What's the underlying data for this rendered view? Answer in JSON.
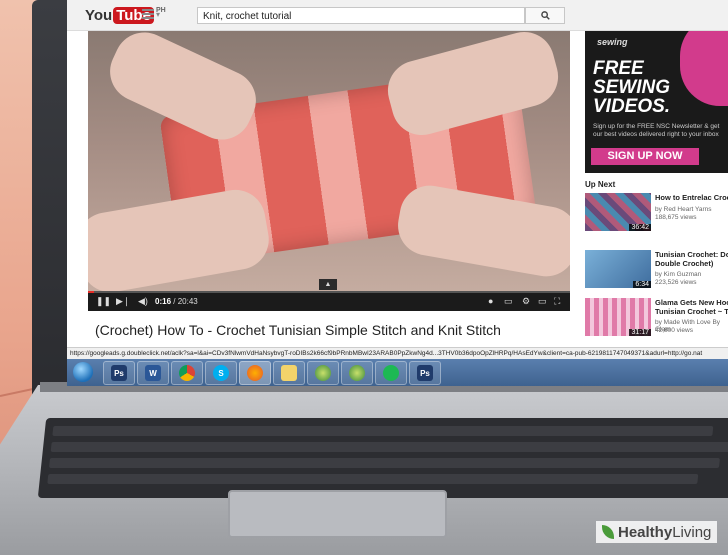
{
  "browser": {
    "logo_you": "You",
    "logo_tube": "Tube",
    "logo_region": "PH",
    "search_value": "Knit, crochet tutorial",
    "search_icon": "search-icon"
  },
  "player": {
    "current_time": "0:16",
    "duration": "/ 20:43",
    "progress_fraction": 0.013,
    "title": "(Crochet) How To - Crochet Tunisian Simple Stitch and Knit Stitch"
  },
  "ad": {
    "brand": "sewing",
    "headline_1": "FREE",
    "headline_2": "SEWING",
    "headline_3": "VIDEOS.",
    "copy": "Sign up for the FREE NSC Newsletter & get our best videos delivered right to your inbox",
    "cta": "SIGN UP NOW",
    "accent_color": "#d23b8c"
  },
  "up_next": {
    "label": "Up Next",
    "items": [
      {
        "title": "How to Entrelac Croc",
        "by": "by Red Heart Yarns",
        "views": "188,675 views",
        "duration": "36:42"
      },
      {
        "title": "Tunisian Crochet: Do Double Crochet)",
        "by": "by Kim Guzman",
        "views": "223,526 views",
        "duration": "6:34"
      },
      {
        "title": "Glama Gets New Hoo Tunisian Crochet ~ T",
        "by": "by Made With Love By Glam",
        "views": "42,800 views",
        "duration": "31:17"
      }
    ]
  },
  "status_bar": {
    "url": "https://googleads.g.doubleclick.net/aclk?sa=l&ai=CDv3fNlwmVdHaNsybvgT-roDIBs2k66cf9bPRnbMBwI23ARAB0PpZkwNg4d...3THV0b36dpoOpZlHRPq/HAsEdYw&client=ca-pub-6219811747049371&adurl=http://go.nat"
  },
  "taskbar": {
    "apps": [
      "windows-explorer",
      "photoshop",
      "word",
      "chrome",
      "skype",
      "firefox",
      "file-explorer",
      "app-green",
      "app-green-2",
      "spotify",
      "photoshop-2"
    ]
  },
  "watermark": {
    "brand_bold": "Healthy",
    "brand_normal": "Living"
  }
}
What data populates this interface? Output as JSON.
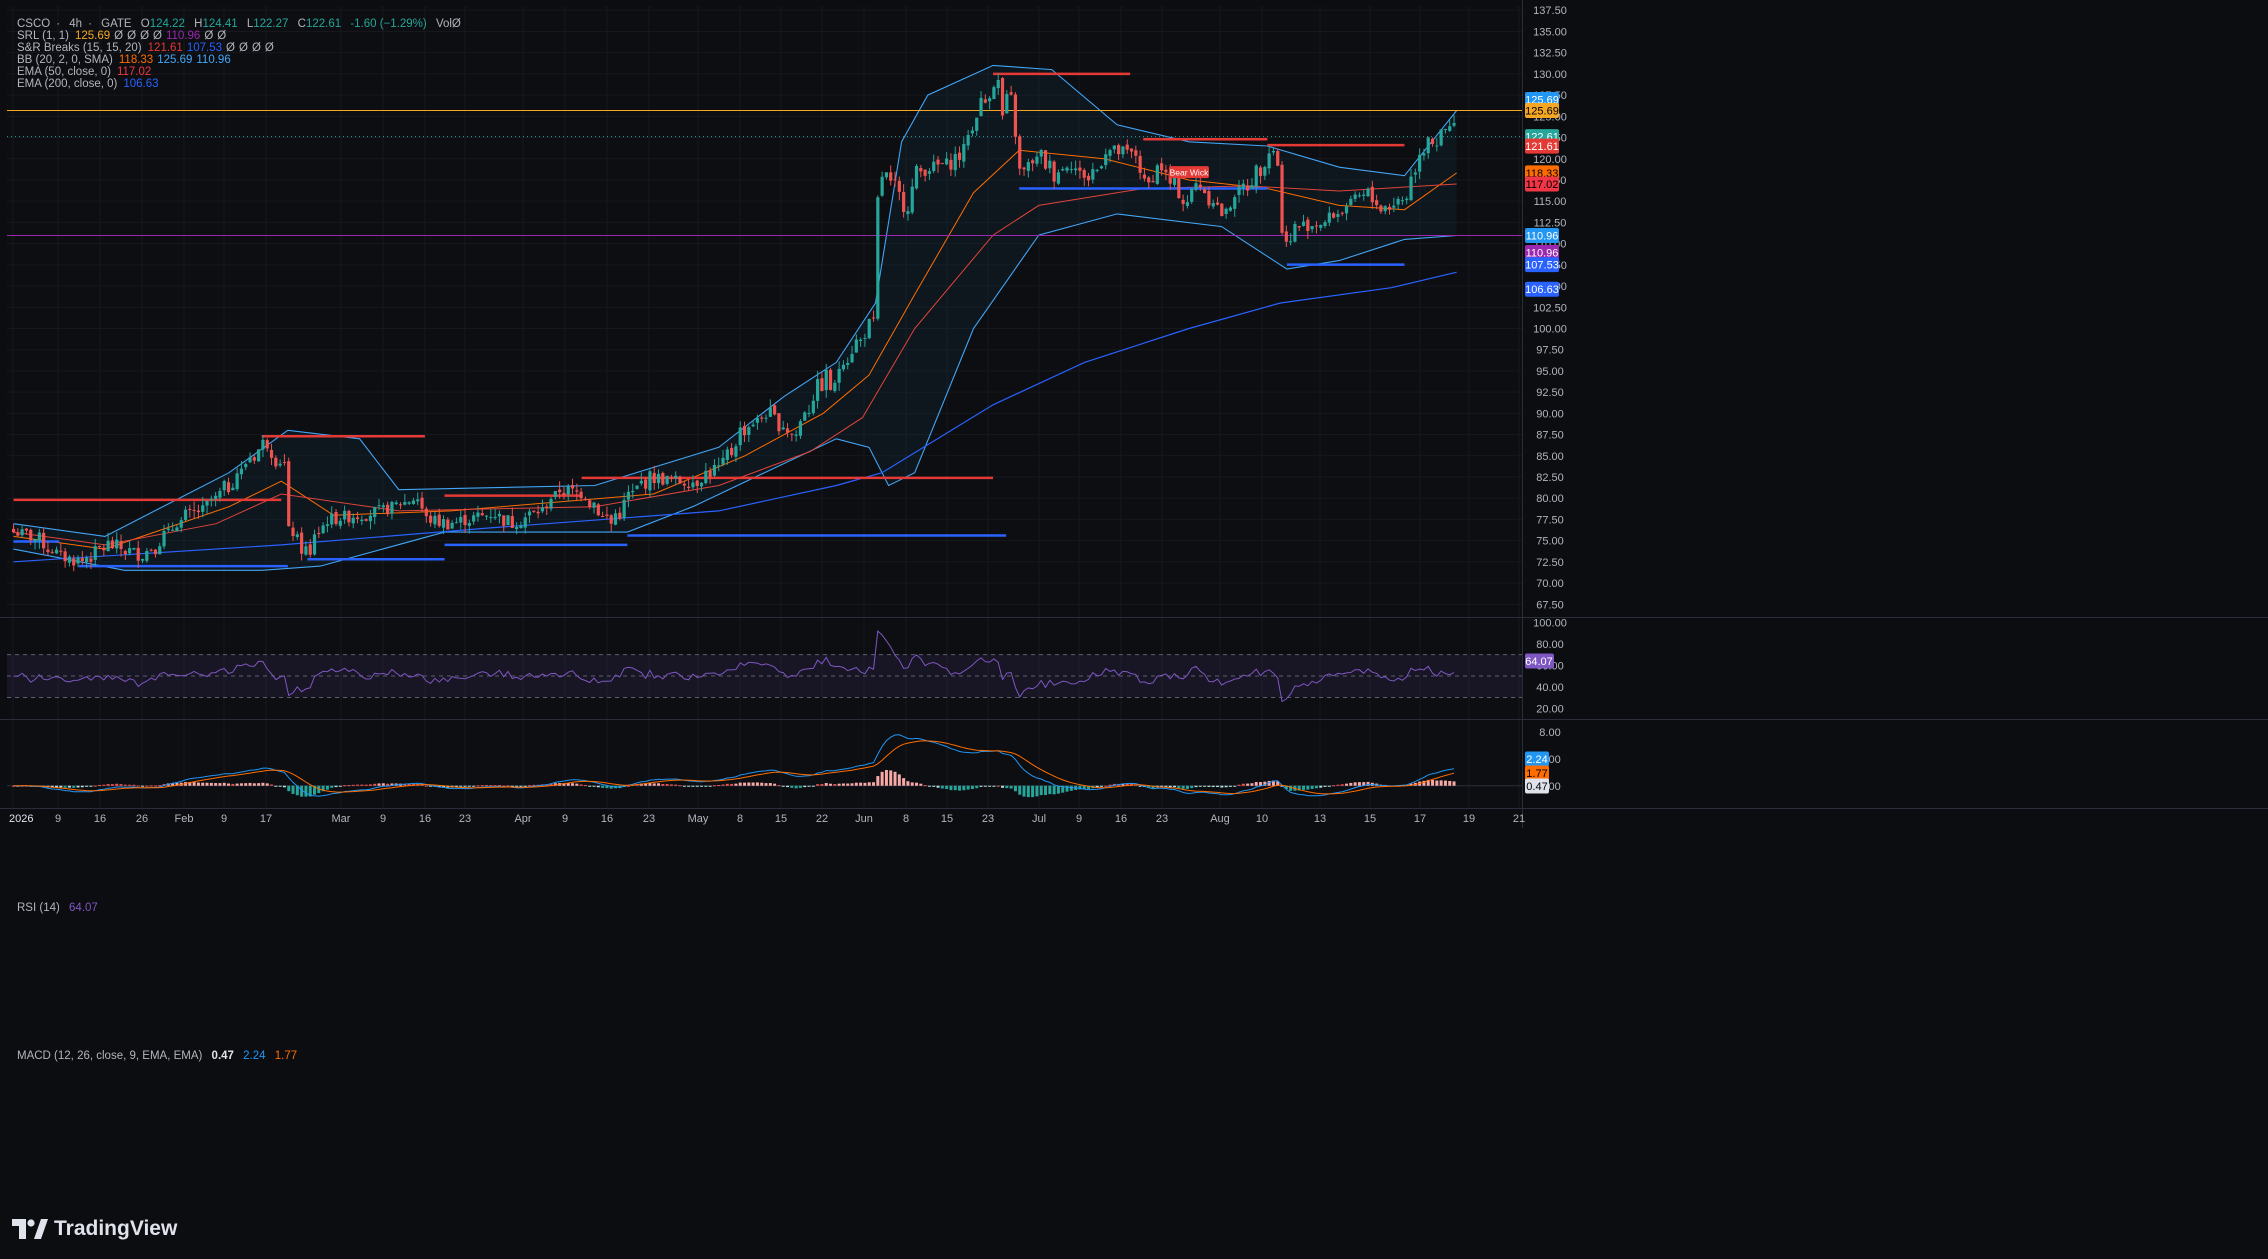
{
  "header": {
    "symbol": "CSCO",
    "timeframe": "4h",
    "exchange": "GATE",
    "open_label": "O",
    "open": "124.22",
    "high_label": "H",
    "high": "124.41",
    "low_label": "L",
    "low": "122.27",
    "close_label": "C",
    "close": "122.61",
    "change": "-1.60 (−1.29%)",
    "vol": "VolØ"
  },
  "indicators": [
    {
      "name": "SRL (1, 1)",
      "values": [
        {
          "text": "125.69",
          "color": "#f5a623"
        },
        {
          "text": "Ø",
          "color": "#b2b5be"
        },
        {
          "text": "Ø",
          "color": "#b2b5be"
        },
        {
          "text": "Ø",
          "color": "#b2b5be"
        },
        {
          "text": "Ø",
          "color": "#b2b5be"
        },
        {
          "text": "110.96",
          "color": "#9c27b0"
        },
        {
          "text": "Ø",
          "color": "#b2b5be"
        },
        {
          "text": "Ø",
          "color": "#b2b5be"
        }
      ]
    },
    {
      "name": "S&R Breaks (15, 15, 20)",
      "values": [
        {
          "text": "121.61",
          "color": "#e53935"
        },
        {
          "text": "107.53",
          "color": "#2962ff"
        },
        {
          "text": "Ø",
          "color": "#b2b5be"
        },
        {
          "text": "Ø",
          "color": "#b2b5be"
        },
        {
          "text": "Ø",
          "color": "#b2b5be"
        },
        {
          "text": "Ø",
          "color": "#b2b5be"
        }
      ]
    },
    {
      "name": "BB (20, 2, 0, SMA)",
      "values": [
        {
          "text": "118.33",
          "color": "#ff6d00"
        },
        {
          "text": "125.69",
          "color": "#42a5f5"
        },
        {
          "text": "110.96",
          "color": "#42a5f5"
        }
      ]
    },
    {
      "name": "EMA (50, close, 0)",
      "values": [
        {
          "text": "117.02",
          "color": "#f23645"
        }
      ]
    },
    {
      "name": "EMA (200, close, 0)",
      "values": [
        {
          "text": "106.63",
          "color": "#2962ff"
        }
      ]
    }
  ],
  "rsi_legend": {
    "name": "RSI (14)",
    "value": "64.07",
    "color": "#7e57c2"
  },
  "macd_legend": {
    "name": "MACD (12, 26, close, 9, EMA, EMA)",
    "macd": "0.47",
    "signal": "2.24",
    "hist": "1.77"
  },
  "price_axis_ticks": [
    "137.50",
    "135.00",
    "132.50",
    "130.00",
    "127.50",
    "125.00",
    "122.50",
    "120.00",
    "117.50",
    "115.00",
    "112.50",
    "110.00",
    "107.50",
    "105.00",
    "102.50",
    "100.00",
    "97.50",
    "95.00",
    "92.50",
    "90.00",
    "87.50",
    "85.00",
    "82.50",
    "80.00",
    "77.50",
    "75.00",
    "72.50",
    "70.00",
    "67.50"
  ],
  "price_tags": [
    {
      "text": "125.69",
      "bg": "#2196f3",
      "fg": "#ffffff",
      "price": 125.69,
      "offset": -11
    },
    {
      "text": "125.69",
      "bg": "#f5a623",
      "fg": "#000000",
      "price": 125.69,
      "offset": 0
    },
    {
      "text": "122.61",
      "bg": "#26a69a",
      "fg": "#ffffff",
      "price": 122.61,
      "offset": 0
    },
    {
      "text": "121.61",
      "bg": "#e53935",
      "fg": "#ffffff",
      "price": 121.61,
      "offset": 1
    },
    {
      "text": "118.33",
      "bg": "#ff6d00",
      "fg": "#000000",
      "price": 118.33,
      "offset": 0
    },
    {
      "text": "117.02",
      "bg": "#f23645",
      "fg": "#000000",
      "price": 117.02,
      "offset": 0
    },
    {
      "text": "110.96",
      "bg": "#2196f3",
      "fg": "#ffffff",
      "price": 110.96,
      "offset": 0
    },
    {
      "text": "110.96",
      "bg": "#9c27b0",
      "fg": "#ffffff",
      "price": 110.96,
      "offset": 17
    },
    {
      "text": "107.53",
      "bg": "#2962ff",
      "fg": "#ffffff",
      "price": 107.53,
      "offset": 0
    },
    {
      "text": "106.63",
      "bg": "#2962ff",
      "fg": "#ffffff",
      "price": 106.63,
      "offset": 17
    }
  ],
  "rsi_axis_ticks": [
    "100.00",
    "80.00",
    "60.00",
    "40.00",
    "20.00"
  ],
  "rsi_tag": {
    "text": "64.07",
    "bg": "#7e57c2"
  },
  "macd_axis_ticks": [
    "8.00",
    "4.00",
    "0.00"
  ],
  "macd_tags": [
    {
      "text": "2.24",
      "bg": "#2196f3",
      "fg": "#ffffff"
    },
    {
      "text": "1.77",
      "bg": "#ff6d00",
      "fg": "#000000"
    },
    {
      "text": "0.47",
      "bg": "#e0e3eb",
      "fg": "#000000"
    }
  ],
  "time_axis": [
    "2026",
    "9",
    "16",
    "26",
    "Feb",
    "9",
    "17",
    "Mar",
    "9",
    "16",
    "23",
    "Apr",
    "9",
    "16",
    "23",
    "May",
    "8",
    "15",
    "22",
    "Jun",
    "8",
    "15",
    "23",
    "Jul",
    "9",
    "16",
    "23",
    "Aug",
    "10",
    "13",
    "15",
    "17",
    "19",
    "21"
  ],
  "annotation": {
    "text": "Bear Wick"
  },
  "brand": {
    "name": "TradingView"
  },
  "colors": {
    "up": "#26a69a",
    "down": "#ef5350",
    "bb": "#42a5f5",
    "ema50": "#f57c00",
    "ema200": "#2962ff",
    "resistance": "#e53935",
    "support": "#2962ff",
    "srl_high": "#f5a623",
    "srl_low": "#9c27b0",
    "rsi": "#7e57c2"
  },
  "chart_data": {
    "type": "candlestick",
    "title": "CSCO · 4h · GATE",
    "ylim": [
      66,
      138
    ],
    "close_path": [
      [
        "2026-01-02",
        76.0
      ],
      [
        "2026-01-05",
        75.2
      ],
      [
        "2026-01-07",
        74.0
      ],
      [
        "2026-01-09",
        73.0
      ],
      [
        "2026-01-12",
        72.6
      ],
      [
        "2026-01-14",
        73.6
      ],
      [
        "2026-01-16",
        74.6
      ],
      [
        "2026-01-19",
        73.8
      ],
      [
        "2026-01-21",
        73.4
      ],
      [
        "2026-01-23",
        74.2
      ],
      [
        "2026-01-26",
        76.5
      ],
      [
        "2026-01-28",
        78.0
      ],
      [
        "2026-01-30",
        78.5
      ],
      [
        "2026-02-02",
        80.5
      ],
      [
        "2026-02-04",
        82.0
      ],
      [
        "2026-02-06",
        84.2
      ],
      [
        "2026-02-09",
        86.5
      ],
      [
        "2026-02-10",
        85.5
      ],
      [
        "2026-02-11",
        84.5
      ],
      [
        "2026-02-12",
        84.0
      ],
      [
        "2026-02-13",
        76.0
      ],
      [
        "2026-02-16",
        73.0
      ],
      [
        "2026-02-17",
        76.0
      ],
      [
        "2026-02-19",
        77.5
      ],
      [
        "2026-02-23",
        78.0
      ],
      [
        "2026-02-27",
        78.5
      ],
      [
        "2026-03-02",
        79.5
      ],
      [
        "2026-03-04",
        80.0
      ],
      [
        "2026-03-06",
        77.5
      ],
      [
        "2026-03-09",
        77.0
      ],
      [
        "2026-03-12",
        77.5
      ],
      [
        "2026-03-16",
        78.2
      ],
      [
        "2026-03-19",
        77.0
      ],
      [
        "2026-03-23",
        78.5
      ],
      [
        "2026-03-26",
        81.0
      ],
      [
        "2026-03-30",
        80.5
      ],
      [
        "2026-04-01",
        78.5
      ],
      [
        "2026-04-03",
        77.0
      ],
      [
        "2026-04-06",
        80.5
      ],
      [
        "2026-04-09",
        82.5
      ],
      [
        "2026-04-13",
        82.0
      ],
      [
        "2026-04-16",
        82.0
      ],
      [
        "2026-04-20",
        84.0
      ],
      [
        "2026-04-23",
        88.0
      ],
      [
        "2026-04-27",
        90.0
      ],
      [
        "2026-04-30",
        88.0
      ],
      [
        "2026-05-01",
        87.5
      ],
      [
        "2026-05-04",
        92.0
      ],
      [
        "2026-05-06",
        94.5
      ],
      [
        "2026-05-07",
        93.0
      ],
      [
        "2026-05-08",
        95.5
      ],
      [
        "2026-05-11",
        98.5
      ],
      [
        "2026-05-13",
        100.5
      ],
      [
        "2026-05-14",
        115.0
      ],
      [
        "2026-05-15",
        118.0
      ],
      [
        "2026-05-18",
        114.5
      ],
      [
        "2026-05-20",
        118.5
      ],
      [
        "2026-05-22",
        119.0
      ],
      [
        "2026-05-25",
        119.5
      ],
      [
        "2026-05-27",
        121.0
      ],
      [
        "2026-05-29",
        125.5
      ],
      [
        "2026-06-01",
        129.0
      ],
      [
        "2026-06-02",
        125.0
      ],
      [
        "2026-06-03",
        127.0
      ],
      [
        "2026-06-04",
        123.0
      ],
      [
        "2026-06-05",
        118.5
      ],
      [
        "2026-06-08",
        120.5
      ],
      [
        "2026-06-10",
        118.0
      ],
      [
        "2026-06-12",
        119.5
      ],
      [
        "2026-06-15",
        117.5
      ],
      [
        "2026-06-18",
        121.0
      ],
      [
        "2026-06-22",
        120.5
      ],
      [
        "2026-06-24",
        117.0
      ],
      [
        "2026-06-26",
        119.0
      ],
      [
        "2026-06-30",
        115.0
      ],
      [
        "2026-07-02",
        117.0
      ],
      [
        "2026-07-06",
        113.5
      ],
      [
        "2026-07-08",
        116.0
      ],
      [
        "2026-07-10",
        117.5
      ],
      [
        "2026-07-13",
        121.0
      ],
      [
        "2026-07-14",
        119.5
      ],
      [
        "2026-07-15",
        111.0
      ],
      [
        "2026-07-16",
        110.0
      ],
      [
        "2026-07-17",
        112.0
      ],
      [
        "2026-07-21",
        112.5
      ],
      [
        "2026-07-24",
        114.0
      ],
      [
        "2026-07-28",
        116.0
      ],
      [
        "2026-07-30",
        114.0
      ],
      [
        "2026-08-03",
        115.5
      ],
      [
        "2026-08-05",
        121.0
      ],
      [
        "2026-08-06",
        123.0
      ],
      [
        "2026-08-07",
        122.0
      ],
      [
        "2026-08-10",
        124.0
      ],
      [
        "2026-08-11",
        122.61
      ]
    ],
    "ema200_path": [
      [
        "2026-01-02",
        72.5
      ],
      [
        "2026-02-12",
        74.5
      ],
      [
        "2026-03-16",
        76.5
      ],
      [
        "2026-04-20",
        78.5
      ],
      [
        "2026-05-08",
        81.5
      ],
      [
        "2026-05-15",
        83.0
      ],
      [
        "2026-06-01",
        91.0
      ],
      [
        "2026-06-15",
        96.0
      ],
      [
        "2026-07-01",
        100.0
      ],
      [
        "2026-07-15",
        103.0
      ],
      [
        "2026-08-01",
        104.8
      ],
      [
        "2026-08-11",
        106.63
      ]
    ],
    "ema50_path": [
      [
        "2026-01-02",
        76.0
      ],
      [
        "2026-01-16",
        74.5
      ],
      [
        "2026-02-02",
        77.0
      ],
      [
        "2026-02-12",
        80.5
      ],
      [
        "2026-03-02",
        78.5
      ],
      [
        "2026-04-01",
        79.0
      ],
      [
        "2026-04-20",
        81.5
      ],
      [
        "2026-05-04",
        85.5
      ],
      [
        "2026-05-12",
        89.5
      ],
      [
        "2026-05-20",
        100.0
      ],
      [
        "2026-06-01",
        111.0
      ],
      [
        "2026-06-08",
        114.5
      ],
      [
        "2026-06-24",
        116.5
      ],
      [
        "2026-07-10",
        116.8
      ],
      [
        "2026-07-24",
        116.2
      ],
      [
        "2026-08-11",
        117.02
      ]
    ],
    "bb_basis_path": [
      [
        "2026-01-02",
        75.5
      ],
      [
        "2026-01-16",
        74.0
      ],
      [
        "2026-02-04",
        79.0
      ],
      [
        "2026-02-12",
        82.0
      ],
      [
        "2026-02-20",
        78.0
      ],
      [
        "2026-03-10",
        78.5
      ],
      [
        "2026-04-10",
        80.5
      ],
      [
        "2026-04-24",
        85.0
      ],
      [
        "2026-05-06",
        90.0
      ],
      [
        "2026-05-13",
        94.5
      ],
      [
        "2026-05-20",
        104.0
      ],
      [
        "2026-05-29",
        116.0
      ],
      [
        "2026-06-05",
        121.0
      ],
      [
        "2026-06-18",
        120.0
      ],
      [
        "2026-07-01",
        117.5
      ],
      [
        "2026-07-13",
        116.5
      ],
      [
        "2026-07-24",
        114.5
      ],
      [
        "2026-08-03",
        114.0
      ],
      [
        "2026-08-11",
        118.33
      ]
    ],
    "bb_upper_path": [
      [
        "2026-01-02",
        77.0
      ],
      [
        "2026-01-16",
        75.5
      ],
      [
        "2026-02-04",
        83.0
      ],
      [
        "2026-02-13",
        88.0
      ],
      [
        "2026-02-24",
        87.0
      ],
      [
        "2026-03-02",
        81.0
      ],
      [
        "2026-04-01",
        81.5
      ],
      [
        "2026-04-20",
        86.0
      ],
      [
        "2026-04-30",
        92.0
      ],
      [
        "2026-05-08",
        96.0
      ],
      [
        "2026-05-14",
        103.0
      ],
      [
        "2026-05-18",
        122.0
      ],
      [
        "2026-05-22",
        127.5
      ],
      [
        "2026-06-01",
        131.0
      ],
      [
        "2026-06-10",
        130.5
      ],
      [
        "2026-06-20",
        124.0
      ],
      [
        "2026-07-01",
        122.0
      ],
      [
        "2026-07-13",
        121.5
      ],
      [
        "2026-07-24",
        119.0
      ],
      [
        "2026-08-03",
        118.0
      ],
      [
        "2026-08-11",
        125.69
      ]
    ],
    "bb_lower_path": [
      [
        "2026-01-02",
        74.0
      ],
      [
        "2026-01-19",
        71.5
      ],
      [
        "2026-02-09",
        71.5
      ],
      [
        "2026-02-18",
        72.0
      ],
      [
        "2026-03-09",
        76.0
      ],
      [
        "2026-04-06",
        76.0
      ],
      [
        "2026-04-16",
        79.0
      ],
      [
        "2026-04-27",
        83.0
      ],
      [
        "2026-05-08",
        87.0
      ],
      [
        "2026-05-13",
        86.0
      ],
      [
        "2026-05-16",
        81.5
      ],
      [
        "2026-05-20",
        83.0
      ],
      [
        "2026-05-29",
        100.0
      ],
      [
        "2026-06-08",
        111.0
      ],
      [
        "2026-06-20",
        113.5
      ],
      [
        "2026-07-06",
        112.0
      ],
      [
        "2026-07-16",
        107.0
      ],
      [
        "2026-07-24",
        108.0
      ],
      [
        "2026-08-03",
        110.5
      ],
      [
        "2026-08-11",
        110.96
      ]
    ],
    "resistance_lines": [
      {
        "from": "2026-01-02",
        "to": "2026-02-12",
        "price": 79.8
      },
      {
        "from": "2026-02-09",
        "to": "2026-03-06",
        "price": 87.3
      },
      {
        "from": "2026-03-09",
        "to": "2026-03-30",
        "price": 80.3
      },
      {
        "from": "2026-03-30",
        "to": "2026-06-01",
        "price": 82.4
      },
      {
        "from": "2026-06-01",
        "to": "2026-06-22",
        "price": 130.0
      },
      {
        "from": "2026-06-24",
        "to": "2026-07-13",
        "price": 122.3
      },
      {
        "from": "2026-07-13",
        "to": "2026-08-03",
        "price": 121.61
      }
    ],
    "support_lines": [
      {
        "from": "2026-01-02",
        "to": "2026-01-09",
        "price": 74.9
      },
      {
        "from": "2026-01-12",
        "to": "2026-02-13",
        "price": 72.0
      },
      {
        "from": "2026-02-16",
        "to": "2026-03-09",
        "price": 72.8
      },
      {
        "from": "2026-03-09",
        "to": "2026-04-06",
        "price": 74.5
      },
      {
        "from": "2026-04-06",
        "to": "2026-06-03",
        "price": 75.6
      },
      {
        "from": "2026-06-05",
        "to": "2026-07-13",
        "price": 116.5
      },
      {
        "from": "2026-07-16",
        "to": "2026-08-03",
        "price": 107.53
      }
    ],
    "horizontal_levels": [
      {
        "name": "SRL high",
        "price": 125.69
      },
      {
        "name": "SRL low",
        "price": 110.96
      },
      {
        "name": "Last close",
        "price": 122.61
      }
    ],
    "rsi": {
      "ylim": [
        20,
        100
      ],
      "bands": [
        30,
        50,
        70
      ],
      "last": 64.07
    },
    "macd": {
      "ylim": [
        -3,
        9
      ],
      "macd_last": 0.47,
      "signal_last": 2.24,
      "hist_last": 1.77
    }
  }
}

**GIVEN PROBLEM**: Copy every line from the entries that contains the word "What".

**ANSWER TO THIS PROBLEM**:
What's the underlying data for this rendered view? Answer in JSON.
What data populates this interface? Output as JSON.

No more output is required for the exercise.